[Start RAW RECORDS]
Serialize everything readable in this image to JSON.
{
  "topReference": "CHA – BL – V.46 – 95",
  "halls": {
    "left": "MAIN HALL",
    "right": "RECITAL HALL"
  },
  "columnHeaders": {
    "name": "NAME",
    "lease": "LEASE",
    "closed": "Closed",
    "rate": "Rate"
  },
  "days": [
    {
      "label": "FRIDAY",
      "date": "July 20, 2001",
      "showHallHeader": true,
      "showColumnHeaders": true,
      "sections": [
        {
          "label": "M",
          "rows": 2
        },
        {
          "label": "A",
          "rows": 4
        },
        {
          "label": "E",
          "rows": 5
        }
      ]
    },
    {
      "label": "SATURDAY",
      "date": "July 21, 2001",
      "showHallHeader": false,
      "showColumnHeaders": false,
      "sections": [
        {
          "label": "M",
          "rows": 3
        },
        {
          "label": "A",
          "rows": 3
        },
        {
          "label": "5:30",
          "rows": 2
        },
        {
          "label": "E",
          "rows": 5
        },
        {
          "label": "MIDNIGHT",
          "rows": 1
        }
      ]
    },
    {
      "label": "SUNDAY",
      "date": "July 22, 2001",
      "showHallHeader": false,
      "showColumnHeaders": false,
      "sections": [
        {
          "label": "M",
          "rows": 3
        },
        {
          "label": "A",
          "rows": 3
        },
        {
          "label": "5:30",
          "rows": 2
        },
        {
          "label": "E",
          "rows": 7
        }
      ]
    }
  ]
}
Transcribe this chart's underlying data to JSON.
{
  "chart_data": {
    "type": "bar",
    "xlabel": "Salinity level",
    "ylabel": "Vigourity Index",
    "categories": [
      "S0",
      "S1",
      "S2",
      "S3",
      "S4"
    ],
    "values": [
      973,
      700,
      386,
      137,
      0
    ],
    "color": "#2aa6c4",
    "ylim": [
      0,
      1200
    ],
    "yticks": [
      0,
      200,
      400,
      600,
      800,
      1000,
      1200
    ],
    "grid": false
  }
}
[End RAW RECORDS]
THE PROBLEM: Reproduce the material exactly, with every line intact.

REPLY TO THE TASK:
Serialize everything readable in this image to JSON.
{
  "topReference": "CHA – BL – V.46 – 95",
  "halls": {
    "left": "MAIN HALL",
    "right": "RECITAL HALL"
  },
  "columnHeaders": {
    "name": "NAME",
    "lease": "LEASE",
    "closed": "Closed",
    "rate": "Rate"
  },
  "days": [
    {
      "label": "FRIDAY",
      "date": "July 20, 2001",
      "showHallHeader": true,
      "showColumnHeaders": true,
      "sections": [
        {
          "label": "M",
          "rows": 2
        },
        {
          "label": "A",
          "rows": 4
        },
        {
          "label": "E",
          "rows": 5
        }
      ]
    },
    {
      "label": "SATURDAY",
      "date": "July 21, 2001",
      "showHallHeader": false,
      "showColumnHeaders": false,
      "sections": [
        {
          "label": "M",
          "rows": 3
        },
        {
          "label": "A",
          "rows": 3
        },
        {
          "label": "5:30",
          "rows": 2
        },
        {
          "label": "E",
          "rows": 5
        },
        {
          "label": "MIDNIGHT",
          "rows": 1
        }
      ]
    },
    {
      "label": "SUNDAY",
      "date": "July 22, 2001",
      "showHallHeader": false,
      "showColumnHeaders": false,
      "sections": [
        {
          "label": "M",
          "rows": 3
        },
        {
          "label": "A",
          "rows": 3
        },
        {
          "label": "5:30",
          "rows": 2
        },
        {
          "label": "E",
          "rows": 7
        }
      ]
    }
  ]
}
Transcribe this chart's underlying data to JSON.
{
  "chart_data": {
    "type": "bar",
    "xlabel": "Salinity level",
    "ylabel": "Vigourity Index",
    "categories": [
      "S0",
      "S1",
      "S2",
      "S3",
      "S4"
    ],
    "values": [
      973,
      700,
      386,
      137,
      0
    ],
    "color": "#2aa6c4",
    "ylim": [
      0,
      1200
    ],
    "yticks": [
      0,
      200,
      400,
      600,
      800,
      1000,
      1200
    ],
    "grid": false
  }
}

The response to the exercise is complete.